- _Tarefas do exercício_:
a - Enumere as ações concretas com que o peregrino faz o bem aos outros ao longo da estrada, conforme o texto sobre a alma peregrina.
b - Resuma em duas frases o texto sobre a alma peregrina.
c - Transcreva do texto sobre a alma peregrina o trecho que vai de "Nada de fantasia." até "de seu descanso.".

- _Excerto_:
====

XXV. ALMA PEREGRINA
E vemos uma
estrada comprida, sem fim, quase... O peregrino cansado, coberto de poeira,
apoiado ao seu bordão. Sacola ao lado, com pão e livros de sua fé. E caminha
sempre. Lá, ao longe, sobre a montanha, divisa, o santuário... Onde há paz,
frescor e harmonia. E ele se anima e caminha sempre avante. E vai fazendo o
bem. Reparte de seu farnel aos que têm fome. E serve de arrimo aos que não têm
bordão. E de olhos aos que são cegos. E canta e reza pelos que são mudos. E ama
pelos que não têm coração. E caminha, caminha sempre... Lá, em cima, o
santuário, onde a grande paz e o descanso...
Nada de fantasia.
Foi, exatamente, assim, a alma gloriosa de Maria em sua peregrinação terrestre.
Ela corporificou,
perfeitamente, a doutrina de Jesus Cristo e que S. Paulo soube tão bem repetir:
que nós, nesta terra, não temos morada permanente, mas que demandamos a futura,
e que, enquanto peregrinamos por cá, a nossa missão é ir distribuindo o bem a
todos os que encontramos no caminho. Como Jesus Cristo, que passou por este
mundo, fazendo o bem.
O divino Mestre
costumava dizer que não tinha onde reclinar a cabeça, apesar de as raposas
terem as suas tocas e as aves do céu, os seus ninhos. É esta a virtude
principal do verdadeiro peregrino: o desprezo das coisas que o cercam, o
desapego de tudo o que é terreno. Ele segue a sua rota, sem se prender a nada
do que vai encontrando; do contrário, não chegaria ao lugar de seu descanso.
Sempre avante! E se ele deve ser desapegado, deve ser também muito animoso e confiante,
para vencer as dificuldades, lembrando-se sempre do fim que o espera. Foi assim
a alma gloriosa de Maria: alma desapegada e alma animosa! Portanto, uma alma
verdadeira de peregrina. O seu grande desapego se vê na sua pobreza voluntária,
desde a vida no Templo até à morte, pobreza que é desapego dos bens materiais;
e se vê, também, na sua profunda humildade, que é desapego, desprezo, até, de
louvores e de honrarias. O seu ânimo e coragem, nós o vemos na sua atitude
resoluta de quem avança, ou melhor, de quem sobe, sobe sempre, vencendo todas
as dificuldades e todos os empecilhos. Não se prende a lugar algum, nem à paz
de sua habitação. Vai às montanhas de Hebron, vai a Belém e vai para o Egito.
Lá, então, na terra estrangeira, na terra pagã, ela era duplamente peregrina,
cheia de saudades das duas pátrias distantes...

====

- _Trechos das linhas_:
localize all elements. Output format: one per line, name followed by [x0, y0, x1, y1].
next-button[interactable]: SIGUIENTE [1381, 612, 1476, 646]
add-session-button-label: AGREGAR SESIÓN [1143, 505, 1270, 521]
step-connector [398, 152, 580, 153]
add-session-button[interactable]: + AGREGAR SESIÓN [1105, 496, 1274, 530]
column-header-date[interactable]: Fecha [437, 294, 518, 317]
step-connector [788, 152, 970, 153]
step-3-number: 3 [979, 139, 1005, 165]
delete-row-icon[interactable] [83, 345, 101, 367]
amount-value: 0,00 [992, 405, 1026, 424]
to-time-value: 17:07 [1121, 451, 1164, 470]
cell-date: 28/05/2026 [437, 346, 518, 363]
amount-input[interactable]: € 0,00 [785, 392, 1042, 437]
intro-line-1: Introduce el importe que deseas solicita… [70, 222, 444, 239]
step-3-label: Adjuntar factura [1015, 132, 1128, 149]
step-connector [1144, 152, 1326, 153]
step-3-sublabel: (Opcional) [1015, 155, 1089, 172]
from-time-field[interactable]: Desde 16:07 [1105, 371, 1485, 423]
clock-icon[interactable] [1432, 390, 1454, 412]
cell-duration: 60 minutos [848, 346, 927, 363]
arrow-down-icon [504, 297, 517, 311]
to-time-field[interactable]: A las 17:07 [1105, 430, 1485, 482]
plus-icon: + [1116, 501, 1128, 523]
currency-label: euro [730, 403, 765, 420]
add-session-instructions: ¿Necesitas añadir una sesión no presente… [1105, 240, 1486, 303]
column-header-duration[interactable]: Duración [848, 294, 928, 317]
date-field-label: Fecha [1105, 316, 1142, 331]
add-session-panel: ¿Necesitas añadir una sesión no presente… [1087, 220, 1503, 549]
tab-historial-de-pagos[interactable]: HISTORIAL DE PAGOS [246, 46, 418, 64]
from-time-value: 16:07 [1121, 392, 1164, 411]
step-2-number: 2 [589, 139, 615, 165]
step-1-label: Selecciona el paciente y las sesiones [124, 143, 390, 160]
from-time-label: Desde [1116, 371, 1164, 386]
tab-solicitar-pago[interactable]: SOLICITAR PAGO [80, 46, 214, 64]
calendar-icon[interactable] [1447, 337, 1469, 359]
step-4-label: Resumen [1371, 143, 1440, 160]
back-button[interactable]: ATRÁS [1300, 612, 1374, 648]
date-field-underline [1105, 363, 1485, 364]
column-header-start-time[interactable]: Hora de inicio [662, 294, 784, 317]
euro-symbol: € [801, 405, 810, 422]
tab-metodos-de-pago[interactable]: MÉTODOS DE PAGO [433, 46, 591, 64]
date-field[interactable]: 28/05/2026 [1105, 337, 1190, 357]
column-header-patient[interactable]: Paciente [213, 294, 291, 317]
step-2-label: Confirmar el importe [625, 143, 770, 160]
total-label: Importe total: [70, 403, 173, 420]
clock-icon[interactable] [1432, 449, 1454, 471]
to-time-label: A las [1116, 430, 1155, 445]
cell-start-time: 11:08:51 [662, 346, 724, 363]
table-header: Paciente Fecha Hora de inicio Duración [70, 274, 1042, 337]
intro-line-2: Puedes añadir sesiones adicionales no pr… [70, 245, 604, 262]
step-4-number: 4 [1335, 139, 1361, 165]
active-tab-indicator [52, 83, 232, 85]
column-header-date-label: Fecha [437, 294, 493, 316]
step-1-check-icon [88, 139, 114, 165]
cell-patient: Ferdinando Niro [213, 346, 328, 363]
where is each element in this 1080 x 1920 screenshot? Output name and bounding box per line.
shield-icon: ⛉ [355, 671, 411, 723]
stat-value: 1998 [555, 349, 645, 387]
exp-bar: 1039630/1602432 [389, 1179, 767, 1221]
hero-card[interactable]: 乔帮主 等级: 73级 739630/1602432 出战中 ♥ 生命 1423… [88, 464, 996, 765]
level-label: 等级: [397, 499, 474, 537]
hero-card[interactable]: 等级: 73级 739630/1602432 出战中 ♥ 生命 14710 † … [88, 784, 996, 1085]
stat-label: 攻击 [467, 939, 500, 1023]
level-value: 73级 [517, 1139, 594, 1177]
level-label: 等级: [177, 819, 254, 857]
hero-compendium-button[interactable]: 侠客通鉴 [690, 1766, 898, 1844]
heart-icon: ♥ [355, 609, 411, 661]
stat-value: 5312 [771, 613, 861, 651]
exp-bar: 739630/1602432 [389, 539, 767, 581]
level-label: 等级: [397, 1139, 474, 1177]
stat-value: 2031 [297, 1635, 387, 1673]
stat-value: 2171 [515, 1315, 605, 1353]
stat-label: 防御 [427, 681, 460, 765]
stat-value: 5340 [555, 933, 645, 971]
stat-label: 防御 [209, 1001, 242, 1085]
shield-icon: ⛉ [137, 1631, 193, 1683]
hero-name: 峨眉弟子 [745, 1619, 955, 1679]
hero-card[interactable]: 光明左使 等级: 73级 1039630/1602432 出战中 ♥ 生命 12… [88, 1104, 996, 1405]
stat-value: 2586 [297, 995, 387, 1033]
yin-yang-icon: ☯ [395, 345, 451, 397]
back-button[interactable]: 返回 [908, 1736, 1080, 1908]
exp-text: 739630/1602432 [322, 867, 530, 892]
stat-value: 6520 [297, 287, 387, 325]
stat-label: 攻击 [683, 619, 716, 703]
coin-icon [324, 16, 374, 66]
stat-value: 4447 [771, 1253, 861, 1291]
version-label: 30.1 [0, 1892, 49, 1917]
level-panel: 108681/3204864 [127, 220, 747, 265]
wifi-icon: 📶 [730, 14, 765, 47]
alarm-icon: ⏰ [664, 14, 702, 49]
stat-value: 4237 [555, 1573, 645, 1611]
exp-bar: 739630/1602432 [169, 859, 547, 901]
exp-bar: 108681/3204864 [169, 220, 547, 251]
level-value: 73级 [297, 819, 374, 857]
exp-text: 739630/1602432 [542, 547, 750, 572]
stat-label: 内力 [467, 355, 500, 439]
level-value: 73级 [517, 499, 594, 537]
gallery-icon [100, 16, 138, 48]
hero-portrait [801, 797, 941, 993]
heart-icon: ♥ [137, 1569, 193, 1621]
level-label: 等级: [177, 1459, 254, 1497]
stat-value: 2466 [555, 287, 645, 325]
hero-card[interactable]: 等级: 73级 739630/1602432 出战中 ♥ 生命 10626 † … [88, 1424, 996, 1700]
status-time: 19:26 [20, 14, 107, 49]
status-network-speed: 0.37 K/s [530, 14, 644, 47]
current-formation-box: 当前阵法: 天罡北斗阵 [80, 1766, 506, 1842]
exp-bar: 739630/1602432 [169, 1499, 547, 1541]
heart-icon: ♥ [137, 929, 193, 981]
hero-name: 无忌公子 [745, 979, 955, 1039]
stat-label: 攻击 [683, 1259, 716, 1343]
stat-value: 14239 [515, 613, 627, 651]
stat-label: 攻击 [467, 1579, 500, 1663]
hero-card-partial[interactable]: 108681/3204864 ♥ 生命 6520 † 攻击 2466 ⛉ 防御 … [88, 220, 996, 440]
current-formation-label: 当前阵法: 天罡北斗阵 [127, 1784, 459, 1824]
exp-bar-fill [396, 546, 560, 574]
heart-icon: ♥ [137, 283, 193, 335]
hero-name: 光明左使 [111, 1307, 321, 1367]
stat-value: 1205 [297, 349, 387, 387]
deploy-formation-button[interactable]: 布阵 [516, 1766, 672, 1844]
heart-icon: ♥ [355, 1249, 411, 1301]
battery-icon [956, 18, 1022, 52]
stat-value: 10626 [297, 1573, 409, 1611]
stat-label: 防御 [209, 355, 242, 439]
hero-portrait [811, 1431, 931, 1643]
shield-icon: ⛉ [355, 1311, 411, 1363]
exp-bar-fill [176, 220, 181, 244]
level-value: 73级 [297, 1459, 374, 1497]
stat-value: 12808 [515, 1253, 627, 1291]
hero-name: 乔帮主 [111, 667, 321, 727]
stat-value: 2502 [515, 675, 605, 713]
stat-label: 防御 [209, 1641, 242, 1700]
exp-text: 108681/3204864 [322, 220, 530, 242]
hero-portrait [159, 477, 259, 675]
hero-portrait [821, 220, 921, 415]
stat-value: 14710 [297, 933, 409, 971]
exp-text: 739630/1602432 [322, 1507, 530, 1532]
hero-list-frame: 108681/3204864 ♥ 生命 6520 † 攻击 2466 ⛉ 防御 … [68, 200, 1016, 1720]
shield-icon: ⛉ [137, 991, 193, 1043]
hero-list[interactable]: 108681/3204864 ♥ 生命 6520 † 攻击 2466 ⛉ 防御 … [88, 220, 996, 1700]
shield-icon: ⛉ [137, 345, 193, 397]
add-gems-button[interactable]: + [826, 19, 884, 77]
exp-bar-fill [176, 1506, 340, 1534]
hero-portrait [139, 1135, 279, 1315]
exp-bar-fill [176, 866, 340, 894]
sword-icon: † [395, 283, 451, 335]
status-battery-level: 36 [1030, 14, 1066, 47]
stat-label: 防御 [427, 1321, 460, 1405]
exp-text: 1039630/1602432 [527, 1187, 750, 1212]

====

- _Respostas por tarefa_:
a -
- Reparte de seu farnel aos que têm fome.
- Serve de arrimo aos que não têm bordão.
- Serve de olhos aos que são cegos.
- Canta e reza pelos que são mudos.
- Ama pelos que não têm coração.

b - O texto apresenta Maria como verdadeira peregrina, que corporificou a doutrina de que não temos morada permanente nesta terra e de que devemos ir distribuindo o bem, como Jesus Cristo. Nela se veem as virtudes do peregrino: o desapego, visível na pobreza voluntária e na humildade, e o ânimo com que venceu as dificuldades, indo às montanhas de Hebron, a Belém e ao Egito.

c -
Nada de fantasia.
Foi, exatamente, assim, a alma gloriosa de Maria em sua peregrinação terrestre.
Ela corporificou,
perfeitamente, a doutrina de Jesus Cristo e que S. Paulo soube tão bem repetir:
que nós, nesta terra, não temos morada permanente, mas que demandamos a futura,
e que, enquanto peregrinamos por cá, a nossa missão é ir distribuindo o bem a
todos os que encontramos no caminho. Como Jesus Cristo, que passou por este
mundo, fazendo o bem.
O divino Mestre
costumava dizer que não tinha onde reclinar a cabeça, apesar de as raposas
terem as suas tocas e as aves do céu, os seus ninhos. É esta a virtude
principal do verdadeiro peregrino: o desprezo das coisas que o cercam, o
desapego de tudo o que é terreno. Ele segue a sua rota, sem se prender a nada
do que vai encontrando; do contrário, não chegaria ao lugar de seu descanso.